▶ _Required task_
Out of all the lines below, count those with the word "color". Give the number only.

____ Input for this task

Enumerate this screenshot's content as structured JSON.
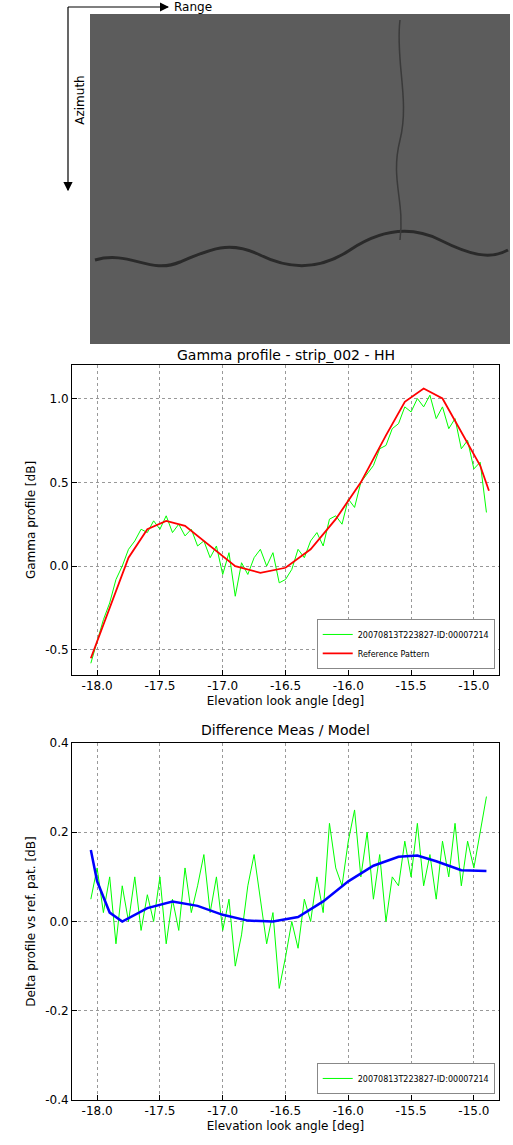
{
  "figure": {
    "range_label": "Range",
    "azimuth_label": "Azimuth"
  },
  "chart_data": [
    {
      "type": "line",
      "title": "Gamma profile - strip_002 - HH",
      "x_label": "Elevation look angle [deg]",
      "y_label": "Gamma profile [dB]",
      "xlim": [
        -18.2,
        -14.8
      ],
      "xticks": [
        {
          "value": -18,
          "label": "-18.0"
        },
        {
          "value": -17.5,
          "label": "-17.5"
        },
        {
          "value": -17,
          "label": "-17.0"
        },
        {
          "value": -16.5,
          "label": "-16.5"
        },
        {
          "value": -16,
          "label": "-16.0"
        },
        {
          "value": -15.5,
          "label": "-15.5"
        },
        {
          "value": -15,
          "label": "-15.0"
        }
      ],
      "ylim": [
        -0.65,
        1.2
      ],
      "yticks": [
        -0.5,
        {
          "value": 0,
          "label": "0.0"
        },
        0.5,
        {
          "value": 1,
          "label": "1.0"
        }
      ],
      "grid": true,
      "legend": "bottom right",
      "series": [
        {
          "name": "20070813T223827-ID:00007214",
          "color": "#00ff00",
          "x": [
            -18.05,
            -18.0,
            -17.95,
            -17.9,
            -17.85,
            -17.8,
            -17.75,
            -17.7,
            -17.65,
            -17.6,
            -17.55,
            -17.5,
            -17.45,
            -17.4,
            -17.35,
            -17.3,
            -17.25,
            -17.2,
            -17.15,
            -17.1,
            -17.05,
            -17.0,
            -16.95,
            -16.9,
            -16.85,
            -16.8,
            -16.75,
            -16.7,
            -16.65,
            -16.6,
            -16.55,
            -16.5,
            -16.45,
            -16.4,
            -16.35,
            -16.3,
            -16.25,
            -16.2,
            -16.15,
            -16.1,
            -16.05,
            -16.0,
            -15.95,
            -15.9,
            -15.85,
            -15.8,
            -15.75,
            -15.7,
            -15.65,
            -15.6,
            -15.55,
            -15.5,
            -15.45,
            -15.4,
            -15.35,
            -15.3,
            -15.25,
            -15.2,
            -15.15,
            -15.1,
            -15.05,
            -15.0,
            -14.95,
            -14.9
          ],
          "values": [
            -0.58,
            -0.45,
            -0.32,
            -0.22,
            -0.08,
            0.0,
            0.1,
            0.15,
            0.22,
            0.2,
            0.27,
            0.22,
            0.3,
            0.2,
            0.25,
            0.18,
            0.22,
            0.12,
            0.15,
            0.05,
            0.12,
            -0.05,
            0.08,
            -0.18,
            0.02,
            -0.05,
            0.05,
            0.1,
            0.0,
            0.08,
            -0.1,
            -0.08,
            -0.02,
            0.1,
            0.05,
            0.15,
            0.2,
            0.12,
            0.28,
            0.3,
            0.25,
            0.4,
            0.35,
            0.5,
            0.55,
            0.6,
            0.7,
            0.72,
            0.82,
            0.85,
            0.95,
            0.92,
            1.0,
            0.95,
            1.02,
            0.88,
            0.95,
            0.82,
            0.88,
            0.7,
            0.75,
            0.58,
            0.62,
            0.32
          ]
        },
        {
          "name": "Reference Pattern",
          "color": "#ff0000",
          "x": [
            -18.05,
            -17.9,
            -17.75,
            -17.6,
            -17.45,
            -17.3,
            -17.1,
            -16.9,
            -16.7,
            -16.5,
            -16.3,
            -16.1,
            -15.9,
            -15.7,
            -15.55,
            -15.4,
            -15.25,
            -15.1,
            -14.95,
            -14.88
          ],
          "values": [
            -0.55,
            -0.25,
            0.05,
            0.22,
            0.27,
            0.24,
            0.12,
            0.0,
            -0.04,
            -0.01,
            0.1,
            0.28,
            0.5,
            0.78,
            0.98,
            1.06,
            1.0,
            0.8,
            0.6,
            0.45
          ]
        }
      ]
    },
    {
      "type": "line",
      "title": "Difference Meas / Model",
      "x_label": "Elevation look angle [deg]",
      "y_label": "Delta profile vs ref. pat. [dB]",
      "xlim": [
        -18.2,
        -14.8
      ],
      "xticks": [
        {
          "value": -18,
          "label": "-18.0"
        },
        {
          "value": -17.5,
          "label": "-17.5"
        },
        {
          "value": -17,
          "label": "-17.0"
        },
        {
          "value": -16.5,
          "label": "-16.5"
        },
        {
          "value": -16,
          "label": "-16.0"
        },
        {
          "value": -15.5,
          "label": "-15.5"
        },
        {
          "value": -15,
          "label": "-15.0"
        }
      ],
      "ylim": [
        -0.4,
        0.4
      ],
      "yticks": [
        -0.4,
        -0.2,
        {
          "value": 0,
          "label": "0.0"
        },
        0.2,
        0.4
      ],
      "grid": true,
      "legend": "bottom right",
      "series": [
        {
          "name": "20070813T223827-ID:00007214",
          "color": "#00ff00",
          "x": [
            -18.05,
            -18.0,
            -17.95,
            -17.9,
            -17.85,
            -17.8,
            -17.75,
            -17.7,
            -17.65,
            -17.6,
            -17.55,
            -17.5,
            -17.45,
            -17.4,
            -17.35,
            -17.3,
            -17.25,
            -17.2,
            -17.15,
            -17.1,
            -17.05,
            -17.0,
            -16.95,
            -16.9,
            -16.85,
            -16.8,
            -16.75,
            -16.7,
            -16.65,
            -16.6,
            -16.55,
            -16.5,
            -16.45,
            -16.4,
            -16.35,
            -16.3,
            -16.25,
            -16.2,
            -16.15,
            -16.1,
            -16.05,
            -16.0,
            -15.95,
            -15.9,
            -15.85,
            -15.8,
            -15.75,
            -15.7,
            -15.65,
            -15.6,
            -15.55,
            -15.5,
            -15.45,
            -15.4,
            -15.35,
            -15.3,
            -15.25,
            -15.2,
            -15.15,
            -15.1,
            -15.05,
            -15.0,
            -14.95,
            -14.9
          ],
          "values": [
            0.05,
            0.12,
            0.02,
            0.1,
            -0.05,
            0.08,
            0.0,
            0.1,
            -0.02,
            0.06,
            0.0,
            0.1,
            -0.05,
            0.05,
            -0.02,
            0.12,
            0.02,
            0.08,
            0.15,
            0.02,
            0.1,
            -0.02,
            0.05,
            -0.1,
            -0.03,
            0.08,
            0.15,
            0.05,
            -0.05,
            0.02,
            -0.15,
            -0.08,
            0.0,
            -0.06,
            0.05,
            0.0,
            0.1,
            0.02,
            0.22,
            0.12,
            0.08,
            0.18,
            0.25,
            0.1,
            0.2,
            0.05,
            0.15,
            0.0,
            0.1,
            0.08,
            0.18,
            0.1,
            0.22,
            0.08,
            0.15,
            0.05,
            0.18,
            0.1,
            0.22,
            0.08,
            0.18,
            0.12,
            0.2,
            0.28
          ]
        },
        {
          "color": "#0000ff",
          "x": [
            -18.05,
            -18.0,
            -17.9,
            -17.8,
            -17.6,
            -17.4,
            -17.2,
            -17.0,
            -16.8,
            -16.6,
            -16.4,
            -16.2,
            -16.0,
            -15.8,
            -15.6,
            -15.45,
            -15.3,
            -15.1,
            -14.9
          ],
          "values": [
            0.16,
            0.09,
            0.02,
            0.0,
            0.03,
            0.045,
            0.035,
            0.015,
            0.002,
            0.0,
            0.01,
            0.045,
            0.09,
            0.125,
            0.145,
            0.148,
            0.135,
            0.115,
            0.113
          ]
        }
      ]
    }
  ]
}
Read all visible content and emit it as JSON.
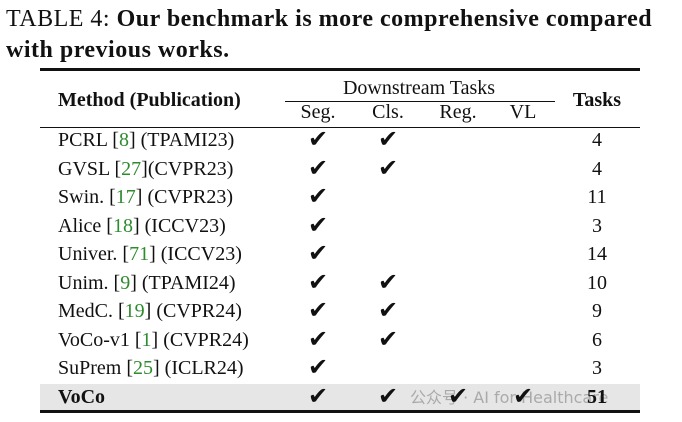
{
  "caption": {
    "label": "TABLE 4:",
    "text": "Our benchmark is more comprehensive compared with previous works."
  },
  "table": {
    "header": {
      "method": "Method (Publication)",
      "group": "Downstream Tasks",
      "subcolumns": [
        "Seg.",
        "Cls.",
        "Reg.",
        "VL"
      ],
      "tasks": "Tasks"
    },
    "rows": [
      {
        "name": "PCRL [",
        "ref": 8,
        "venue": "] (TPAMI23)",
        "checks": [
          "✔",
          "✔",
          null,
          null
        ],
        "tasks": 4
      },
      {
        "name": "GVSL [",
        "ref": 27,
        "venue": "](CVPR23)",
        "checks": [
          "✔",
          "✔",
          null,
          null
        ],
        "tasks": 4
      },
      {
        "name": "Swin. [",
        "ref": 17,
        "venue": "] (CVPR23)",
        "checks": [
          "✔",
          null,
          null,
          null
        ],
        "tasks": 11
      },
      {
        "name": "Alice [",
        "ref": 18,
        "venue": "] (ICCV23)",
        "checks": [
          "✔",
          null,
          null,
          null
        ],
        "tasks": 3
      },
      {
        "name": "Univer. [",
        "ref": 71,
        "venue": "] (ICCV23)",
        "checks": [
          "✔",
          null,
          null,
          null
        ],
        "tasks": 14
      },
      {
        "name": "Unim. [",
        "ref": 9,
        "venue": "] (TPAMI24)",
        "checks": [
          "✔",
          "✔",
          null,
          null
        ],
        "tasks": 10
      },
      {
        "name": "MedC. [",
        "ref": 19,
        "venue": "] (CVPR24)",
        "checks": [
          "✔",
          "✔",
          null,
          null
        ],
        "tasks": 9
      },
      {
        "name": "VoCo-v1 [",
        "ref": 1,
        "venue": "] (CVPR24)",
        "checks": [
          "✔",
          "✔",
          null,
          null
        ],
        "tasks": 6
      },
      {
        "name": "SuPrem [",
        "ref": 25,
        "venue": "] (ICLR24)",
        "checks": [
          "✔",
          null,
          null,
          null
        ],
        "tasks": 3
      },
      {
        "name": "VoCo",
        "ref": null,
        "venue": null,
        "checks": [
          "✔",
          "✔",
          "✔",
          "✔"
        ],
        "tasks": 51
      }
    ]
  },
  "watermark": "公众号 · AI for Healthcare"
}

________

▶ _Result for this task_
4